* Exercise: Below are records; work out how many of their lines hold the string "like" and give that number alone.

Data records
[Begin]

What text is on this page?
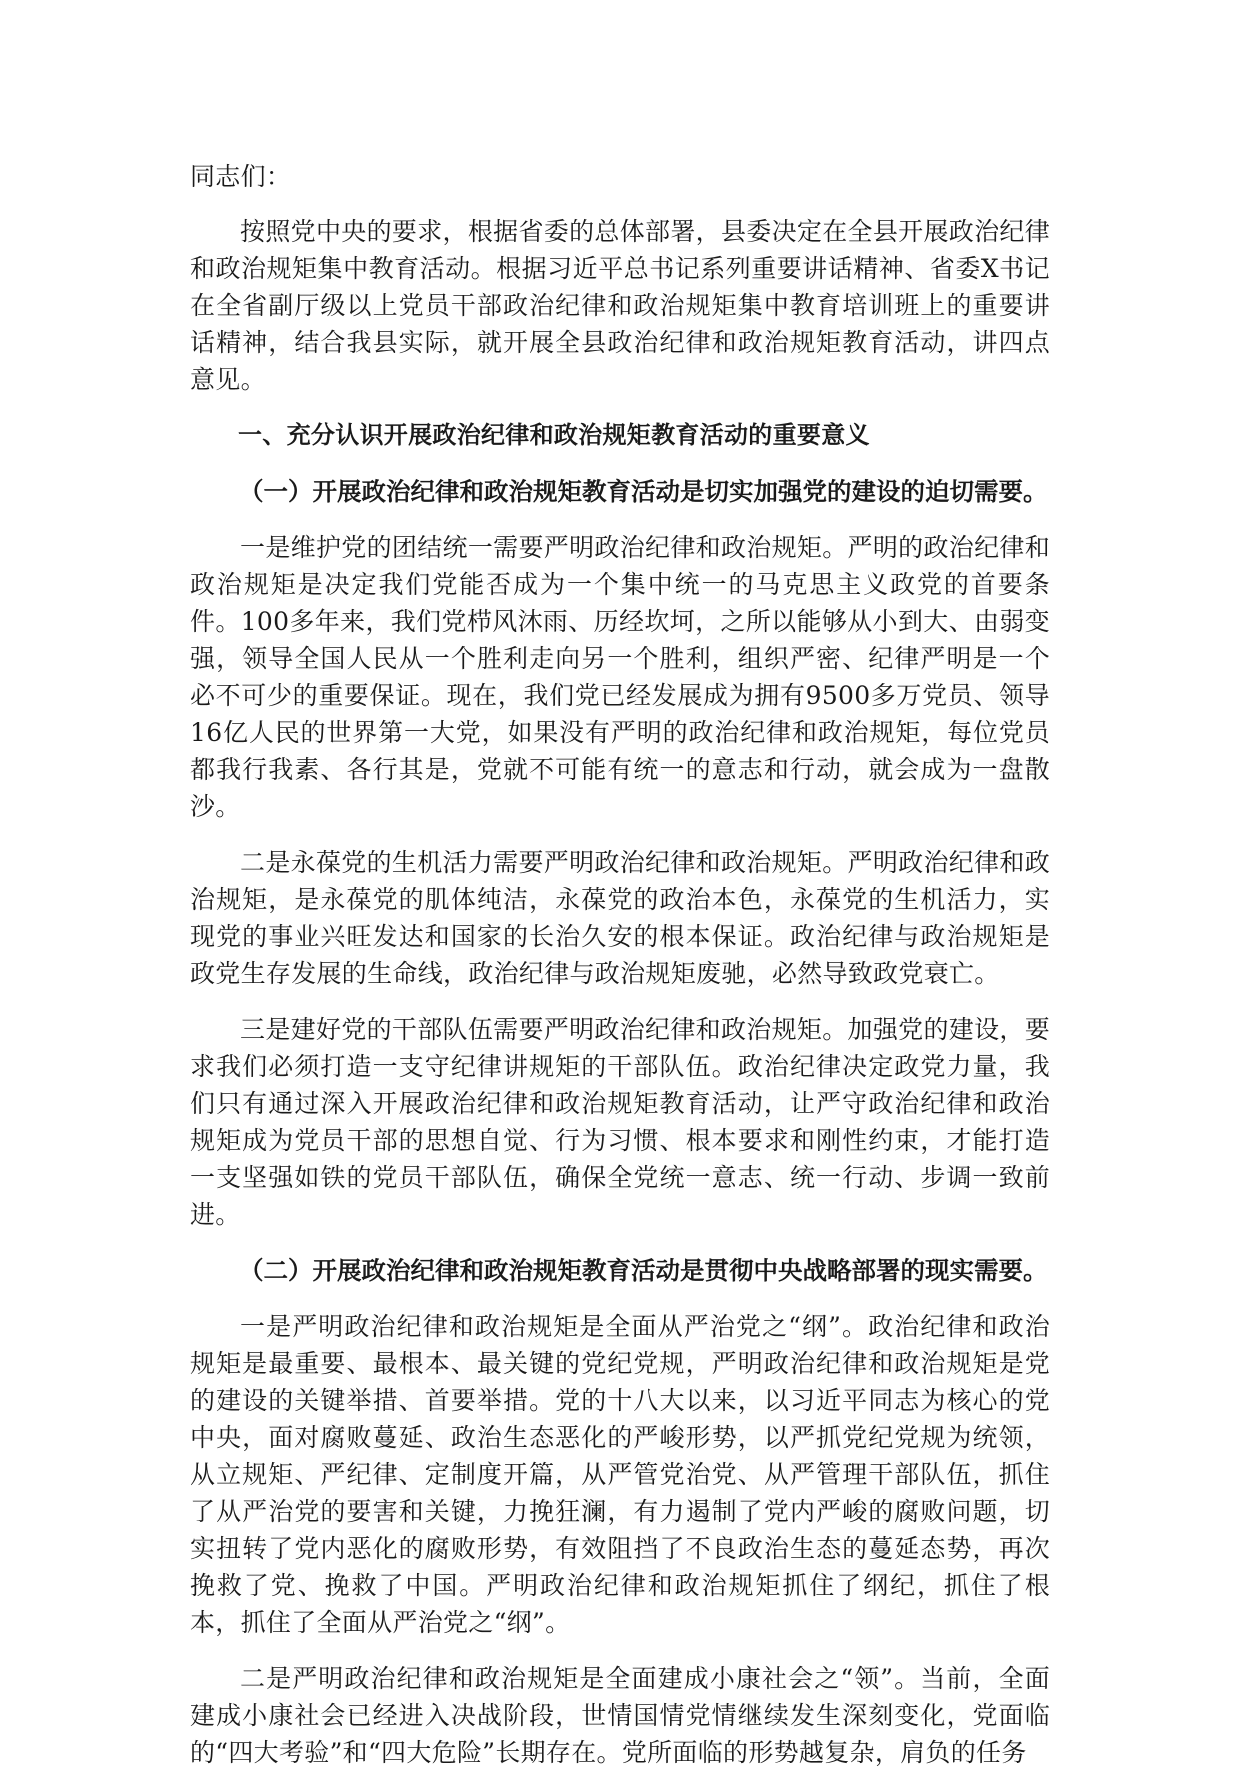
同志们：

按照党中央的要求，根据省委的总体部署，县委决定在全县开展政治纪律和政治规矩集中教育活动。根据习近平总书记系列重要讲话精神、省委X书记在全省副厅级以上党员干部政治纪律和政治规矩集中教育培训班上的重要讲话精神，结合我县实际，就开展全县政治纪律和政治规矩教育活动，讲四点意见。

一、充分认识开展政治纪律和政治规矩教育活动的重要意义

（一）开展政治纪律和政治规矩教育活动是切实加强党的建设的迫切需要。

一是维护党的团结统一需要严明政治纪律和政治规矩。严明的政治纪律和政治规矩是决定我们党能否成为一个集中统一的马克思主义政党的首要条件。100多年来，我们党栉风沐雨、历经坎坷，之所以能够从小到大、由弱变强，领导全国人民从一个胜利走向另一个胜利，组织严密、纪律严明是一个必不可少的重要保证。现在，我们党已经发展成为拥有9500多万党员、领导16亿人民的世界第一大党，如果没有严明的政治纪律和政治规矩，每位党员都我行我素、各行其是，党就不可能有统一的意志和行动，就会成为一盘散沙。

二是永葆党的生机活力需要严明政治纪律和政治规矩。严明政治纪律和政治规矩，是永葆党的肌体纯洁，永葆党的政治本色，永葆党的生机活力，实现党的事业兴旺发达和国家的长治久安的根本保证。政治纪律与政治规矩是政党生存发展的生命线，政治纪律与政治规矩废驰，必然导致政党衰亡。

三是建好党的干部队伍需要严明政治纪律和政治规矩。加强党的建设，要求我们必须打造一支守纪律讲规矩的干部队伍。政治纪律决定政党力量，我们只有通过深入开展政治纪律和政治规矩教育活动，让严守政治纪律和政治规矩成为党员干部的思想自觉、行为习惯、根本要求和刚性约束，才能打造一支坚强如铁的党员干部队伍，确保全党统一意志、统一行动、步调一致前进。

（二）开展政治纪律和政治规矩教育活动是贯彻中央战略部署的现实需要。

一是严明政治纪律和政治规矩是全面从严治党之“纲”。政治纪律和政治规矩是最重要、最根本、最关键的党纪党规，严明政治纪律和政治规矩是党的建设的关键举措、首要举措。党的十八大以来，以习近平同志为核心的党中央，面对腐败蔓延、政治生态恶化的严峻形势，以严抓党纪党规为统领，从立规矩、严纪律、定制度开篇，从严管党治党、从严管理干部队伍，抓住了从严治党的要害和关键，力挽狂澜，有力遏制了党内严峻的腐败问题，切实扭转了党内恶化的腐败形势，有效阻挡了不良政治生态的蔓延态势，再次挽救了党、挽救了中国。严明政治纪律和政治规矩抓住了纲纪，抓住了根本，抓住了全面从严治党之“纲”。

二是严明政治纪律和政治规矩是全面建成小康社会之“领”。当前，全面建成小康社会已经进入决战阶段，世情国情党情继续发生深刻变化，党面临的“四大考验”和“四大危险”长期存在。党所面临的形势越复杂，肩负的任务
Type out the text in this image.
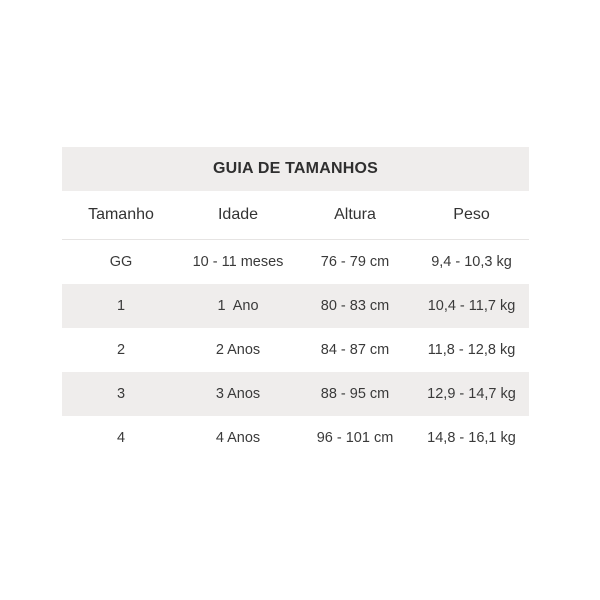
GUIA DE TAMANHOS
Tamanho	Idade	Altura	Peso
GG	10 - 11 meses	76 - 79 cm	9,4 - 10,3 kg
1	1  Ano	80 - 83 cm	10,4 - 11,7 kg
2	2 Anos	84 - 87 cm	11,8 - 12,8 kg
3	3 Anos	88 - 95 cm	12,9 - 14,7 kg
4	4 Anos	96 - 101 cm	14,8 - 16,1 kg
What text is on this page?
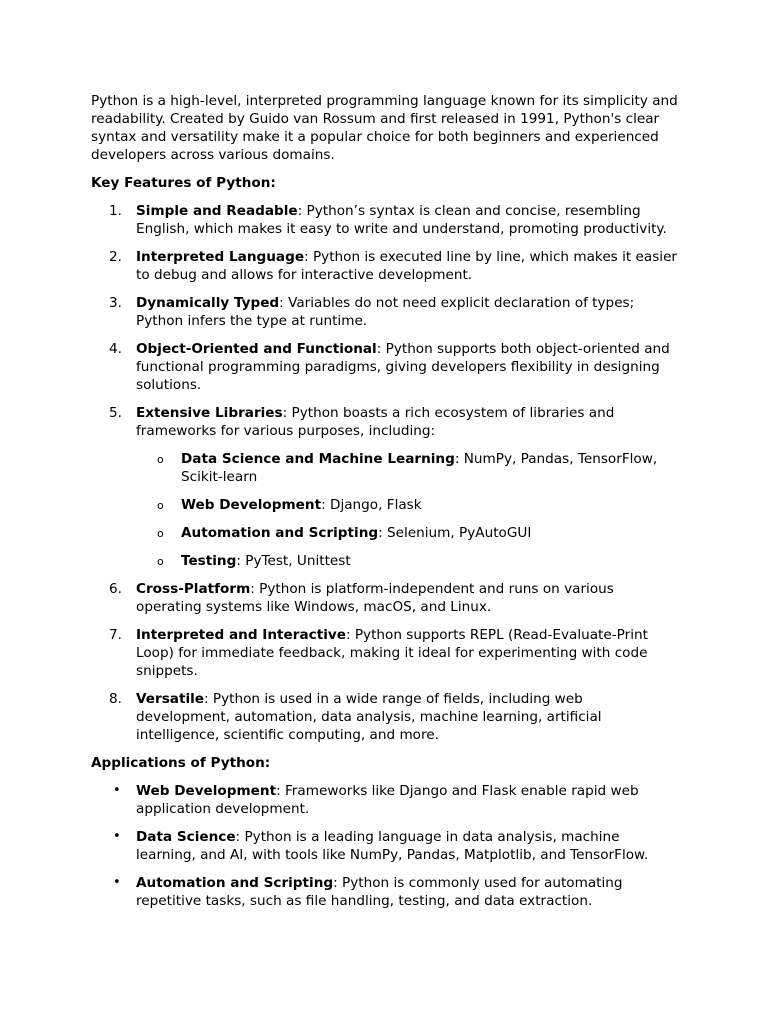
Python is a high-level, interpreted programming language known for its simplicity and readability. Created by Guido van Rossum and first released in 1991, Python's clear syntax and versatility make it a popular choice for both beginners and experienced developers across various domains.

Key Features of Python:

1.	Simple and Readable: Python’s syntax is clean and concise, resembling English, which makes it easy to write and understand, promoting productivity.
2.	Interpreted Language: Python is executed line by line, which makes it easier to debug and allows for interactive development.
3.	Dynamically Typed: Variables do not need explicit declaration of types; Python infers the type at runtime.
4.	Object-Oriented and Functional: Python supports both object-oriented and functional programming paradigms, giving developers flexibility in designing solutions.
5.	Extensive Libraries: Python boasts a rich ecosystem of libraries and frameworks for various purposes, including:
o Data Science and Machine Learning: NumPy, Pandas, TensorFlow, Scikit-learn
o Web Development: Django, Flask
o Automation and Scripting: Selenium, PyAutoGUI
o Testing: PyTest, Unittest
6.	Cross-Platform: Python is platform-independent and runs on various operating systems like Windows, macOS, and Linux.
7.	Interpreted and Interactive: Python supports REPL (Read-Evaluate-Print Loop) for immediate feedback, making it ideal for experimenting with code snippets.
8.	Versatile: Python is used in a wide range of fields, including web development, automation, data analysis, machine learning, artificial intelligence, scientific computing, and more.

Applications of Python:

• Web Development: Frameworks like Django and Flask enable rapid web application development.
• Data Science: Python is a leading language in data analysis, machine learning, and AI, with tools like NumPy, Pandas, Matplotlib, and TensorFlow.
• Automation and Scripting: Python is commonly used for automating repetitive tasks, such as file handling, testing, and data extraction.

[End]

* Output of the exercise: 3